* _YOUR TASK_
Keep every line where the word "title" appears; drop the rest.

* _MATERIAL PROVIDED_
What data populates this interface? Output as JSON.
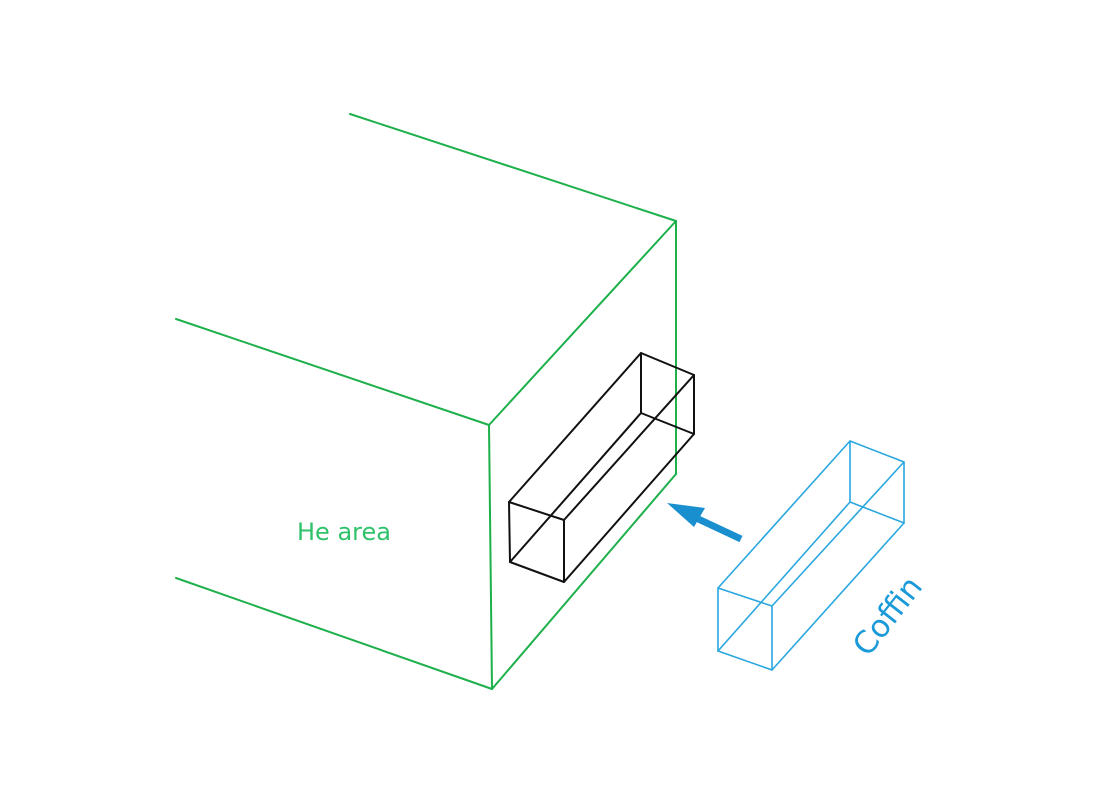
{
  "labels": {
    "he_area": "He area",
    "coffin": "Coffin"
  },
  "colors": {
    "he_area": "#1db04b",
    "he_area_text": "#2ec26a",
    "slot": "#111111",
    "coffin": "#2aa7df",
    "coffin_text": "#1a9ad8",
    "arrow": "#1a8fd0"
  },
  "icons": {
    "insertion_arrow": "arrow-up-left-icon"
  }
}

==

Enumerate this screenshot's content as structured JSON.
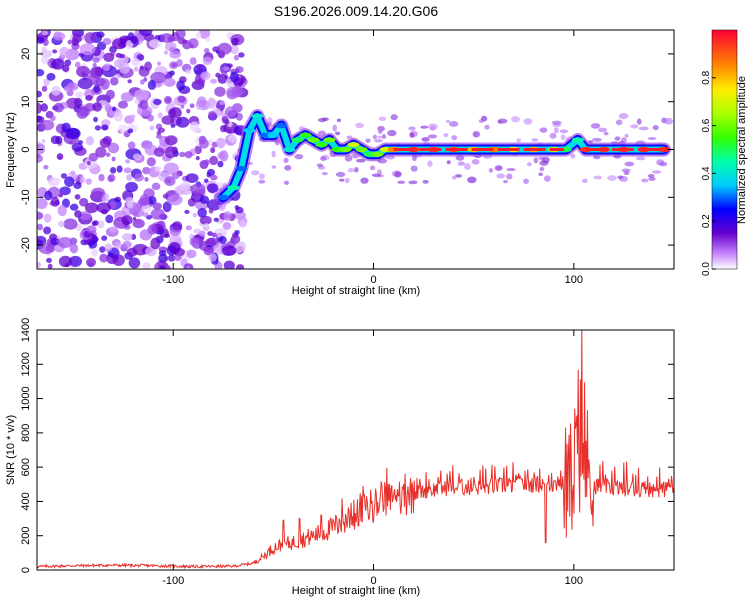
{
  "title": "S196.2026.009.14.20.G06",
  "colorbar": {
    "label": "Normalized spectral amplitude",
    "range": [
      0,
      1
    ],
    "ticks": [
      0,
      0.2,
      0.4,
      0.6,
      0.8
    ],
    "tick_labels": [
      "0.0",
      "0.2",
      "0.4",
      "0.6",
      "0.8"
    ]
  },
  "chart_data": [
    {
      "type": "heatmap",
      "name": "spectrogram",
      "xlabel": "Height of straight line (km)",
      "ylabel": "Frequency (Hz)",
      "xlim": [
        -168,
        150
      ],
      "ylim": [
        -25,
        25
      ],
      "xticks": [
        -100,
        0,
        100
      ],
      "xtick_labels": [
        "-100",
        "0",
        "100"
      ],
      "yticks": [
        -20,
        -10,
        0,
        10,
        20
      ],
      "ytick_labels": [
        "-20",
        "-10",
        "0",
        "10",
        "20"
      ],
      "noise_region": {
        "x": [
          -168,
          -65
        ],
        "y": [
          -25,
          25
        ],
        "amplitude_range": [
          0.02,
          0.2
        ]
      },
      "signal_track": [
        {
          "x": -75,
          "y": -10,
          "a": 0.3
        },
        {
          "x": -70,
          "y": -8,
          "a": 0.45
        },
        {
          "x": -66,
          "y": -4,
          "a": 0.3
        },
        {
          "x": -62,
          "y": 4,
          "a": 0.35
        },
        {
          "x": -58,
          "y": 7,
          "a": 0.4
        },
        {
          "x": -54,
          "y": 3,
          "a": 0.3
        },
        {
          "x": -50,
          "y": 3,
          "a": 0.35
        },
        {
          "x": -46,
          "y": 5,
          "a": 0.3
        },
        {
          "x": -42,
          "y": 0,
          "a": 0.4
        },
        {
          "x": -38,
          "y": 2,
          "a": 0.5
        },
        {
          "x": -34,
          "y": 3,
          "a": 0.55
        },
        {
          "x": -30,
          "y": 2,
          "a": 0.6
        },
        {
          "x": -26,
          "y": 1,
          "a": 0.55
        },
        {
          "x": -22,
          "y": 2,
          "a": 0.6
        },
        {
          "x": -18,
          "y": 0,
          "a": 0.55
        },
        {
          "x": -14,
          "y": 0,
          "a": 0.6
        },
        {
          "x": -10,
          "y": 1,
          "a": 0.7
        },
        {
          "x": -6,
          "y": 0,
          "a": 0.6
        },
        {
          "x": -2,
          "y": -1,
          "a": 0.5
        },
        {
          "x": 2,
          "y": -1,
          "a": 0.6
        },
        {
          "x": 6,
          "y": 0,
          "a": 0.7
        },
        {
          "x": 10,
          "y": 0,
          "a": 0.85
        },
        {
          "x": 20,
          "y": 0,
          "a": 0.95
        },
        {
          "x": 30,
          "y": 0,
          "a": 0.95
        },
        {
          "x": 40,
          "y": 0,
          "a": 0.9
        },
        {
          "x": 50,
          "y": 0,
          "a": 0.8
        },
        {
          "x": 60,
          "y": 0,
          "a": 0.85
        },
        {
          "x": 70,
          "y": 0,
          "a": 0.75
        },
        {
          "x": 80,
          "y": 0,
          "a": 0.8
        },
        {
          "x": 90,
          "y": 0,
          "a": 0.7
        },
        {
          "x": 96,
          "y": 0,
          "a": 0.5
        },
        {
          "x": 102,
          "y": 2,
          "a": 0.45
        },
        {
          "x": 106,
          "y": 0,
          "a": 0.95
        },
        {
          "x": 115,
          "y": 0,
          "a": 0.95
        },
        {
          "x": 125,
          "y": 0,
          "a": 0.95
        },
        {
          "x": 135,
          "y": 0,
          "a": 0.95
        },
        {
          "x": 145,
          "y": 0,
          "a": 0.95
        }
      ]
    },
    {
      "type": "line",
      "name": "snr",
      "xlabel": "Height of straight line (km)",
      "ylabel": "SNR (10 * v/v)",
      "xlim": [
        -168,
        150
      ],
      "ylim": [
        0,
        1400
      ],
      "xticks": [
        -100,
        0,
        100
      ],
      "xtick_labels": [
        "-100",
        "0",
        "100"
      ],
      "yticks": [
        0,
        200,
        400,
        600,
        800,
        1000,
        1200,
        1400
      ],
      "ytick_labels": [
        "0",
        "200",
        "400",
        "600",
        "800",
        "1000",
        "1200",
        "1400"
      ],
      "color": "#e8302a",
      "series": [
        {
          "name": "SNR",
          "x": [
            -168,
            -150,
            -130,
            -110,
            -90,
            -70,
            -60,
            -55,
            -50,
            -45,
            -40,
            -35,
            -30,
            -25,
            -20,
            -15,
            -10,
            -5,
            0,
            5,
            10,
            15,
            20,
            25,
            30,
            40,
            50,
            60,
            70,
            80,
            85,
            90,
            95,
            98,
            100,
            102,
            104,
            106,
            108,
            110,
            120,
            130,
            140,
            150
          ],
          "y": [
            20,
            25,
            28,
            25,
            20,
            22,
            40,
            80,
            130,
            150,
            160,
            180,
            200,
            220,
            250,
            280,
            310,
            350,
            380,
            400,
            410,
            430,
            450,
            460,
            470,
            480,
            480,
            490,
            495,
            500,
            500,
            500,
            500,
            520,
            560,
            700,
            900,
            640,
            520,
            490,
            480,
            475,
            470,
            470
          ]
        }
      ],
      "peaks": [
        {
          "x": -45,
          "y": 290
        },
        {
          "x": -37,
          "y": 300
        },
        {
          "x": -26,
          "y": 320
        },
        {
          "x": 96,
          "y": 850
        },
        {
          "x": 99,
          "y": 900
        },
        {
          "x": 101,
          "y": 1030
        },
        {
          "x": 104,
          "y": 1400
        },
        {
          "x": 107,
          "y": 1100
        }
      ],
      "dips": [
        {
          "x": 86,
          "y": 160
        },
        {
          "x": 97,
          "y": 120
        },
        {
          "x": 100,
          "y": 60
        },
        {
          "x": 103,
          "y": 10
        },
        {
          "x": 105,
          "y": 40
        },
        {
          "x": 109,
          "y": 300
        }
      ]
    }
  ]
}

==

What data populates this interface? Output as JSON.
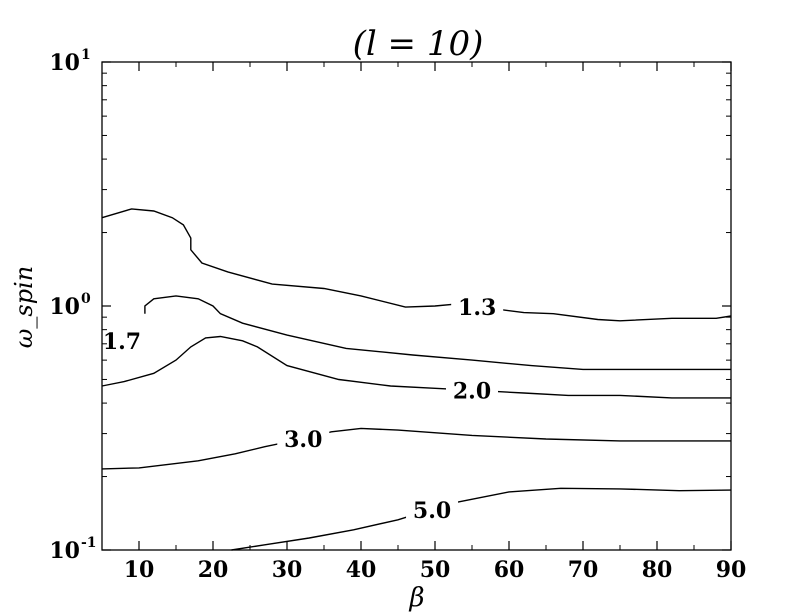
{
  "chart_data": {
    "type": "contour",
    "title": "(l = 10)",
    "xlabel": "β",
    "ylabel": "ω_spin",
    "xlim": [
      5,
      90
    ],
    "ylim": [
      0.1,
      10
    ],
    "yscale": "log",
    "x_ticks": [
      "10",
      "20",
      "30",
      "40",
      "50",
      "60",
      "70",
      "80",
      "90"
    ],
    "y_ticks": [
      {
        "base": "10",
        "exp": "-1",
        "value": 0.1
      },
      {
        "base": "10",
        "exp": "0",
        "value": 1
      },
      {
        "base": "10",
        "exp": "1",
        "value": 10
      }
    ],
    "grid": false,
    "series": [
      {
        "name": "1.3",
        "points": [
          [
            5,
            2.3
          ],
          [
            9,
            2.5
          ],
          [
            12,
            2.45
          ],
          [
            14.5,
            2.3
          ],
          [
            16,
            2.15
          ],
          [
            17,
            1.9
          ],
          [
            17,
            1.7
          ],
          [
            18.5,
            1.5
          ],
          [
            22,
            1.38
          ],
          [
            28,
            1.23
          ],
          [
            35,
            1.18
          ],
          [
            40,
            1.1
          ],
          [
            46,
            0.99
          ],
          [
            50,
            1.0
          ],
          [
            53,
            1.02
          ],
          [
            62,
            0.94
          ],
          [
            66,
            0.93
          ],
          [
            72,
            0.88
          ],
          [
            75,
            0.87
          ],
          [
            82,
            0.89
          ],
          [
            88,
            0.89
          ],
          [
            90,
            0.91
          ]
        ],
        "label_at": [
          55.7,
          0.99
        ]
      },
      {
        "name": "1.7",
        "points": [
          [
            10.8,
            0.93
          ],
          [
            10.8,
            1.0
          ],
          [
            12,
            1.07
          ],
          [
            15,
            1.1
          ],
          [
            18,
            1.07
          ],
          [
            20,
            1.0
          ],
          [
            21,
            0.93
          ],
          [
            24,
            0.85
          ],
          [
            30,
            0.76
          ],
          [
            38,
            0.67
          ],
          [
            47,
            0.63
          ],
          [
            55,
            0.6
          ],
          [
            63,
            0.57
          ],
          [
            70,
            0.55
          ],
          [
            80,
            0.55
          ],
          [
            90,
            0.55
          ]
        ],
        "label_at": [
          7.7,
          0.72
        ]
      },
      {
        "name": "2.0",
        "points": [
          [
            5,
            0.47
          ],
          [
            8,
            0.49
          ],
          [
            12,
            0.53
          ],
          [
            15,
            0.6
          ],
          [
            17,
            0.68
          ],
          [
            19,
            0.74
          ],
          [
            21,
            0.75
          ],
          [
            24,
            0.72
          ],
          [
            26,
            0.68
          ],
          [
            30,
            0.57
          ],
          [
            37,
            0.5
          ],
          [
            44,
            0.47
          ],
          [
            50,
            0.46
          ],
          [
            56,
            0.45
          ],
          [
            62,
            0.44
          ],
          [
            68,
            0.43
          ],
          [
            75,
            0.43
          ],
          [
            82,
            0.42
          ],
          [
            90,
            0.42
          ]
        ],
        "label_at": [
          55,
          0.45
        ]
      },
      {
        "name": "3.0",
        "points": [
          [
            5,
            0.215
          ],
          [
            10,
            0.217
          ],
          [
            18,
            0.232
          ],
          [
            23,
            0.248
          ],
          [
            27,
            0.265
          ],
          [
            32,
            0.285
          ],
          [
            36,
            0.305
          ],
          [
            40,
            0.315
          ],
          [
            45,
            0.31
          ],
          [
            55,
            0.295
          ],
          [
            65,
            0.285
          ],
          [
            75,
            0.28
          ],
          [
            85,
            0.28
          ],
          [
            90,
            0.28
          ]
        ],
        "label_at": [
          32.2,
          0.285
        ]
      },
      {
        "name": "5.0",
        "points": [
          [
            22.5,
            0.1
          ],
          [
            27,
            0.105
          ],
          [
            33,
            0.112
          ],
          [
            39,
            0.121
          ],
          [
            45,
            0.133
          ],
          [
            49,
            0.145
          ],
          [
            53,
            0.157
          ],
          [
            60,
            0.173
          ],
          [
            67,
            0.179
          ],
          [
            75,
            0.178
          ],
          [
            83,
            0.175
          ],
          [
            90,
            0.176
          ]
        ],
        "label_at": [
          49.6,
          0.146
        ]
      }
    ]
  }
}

* _EXERCISE SOLUTION_
  "title": "S196.2026.009.14.20.G06",
    "title": "(l = 10)",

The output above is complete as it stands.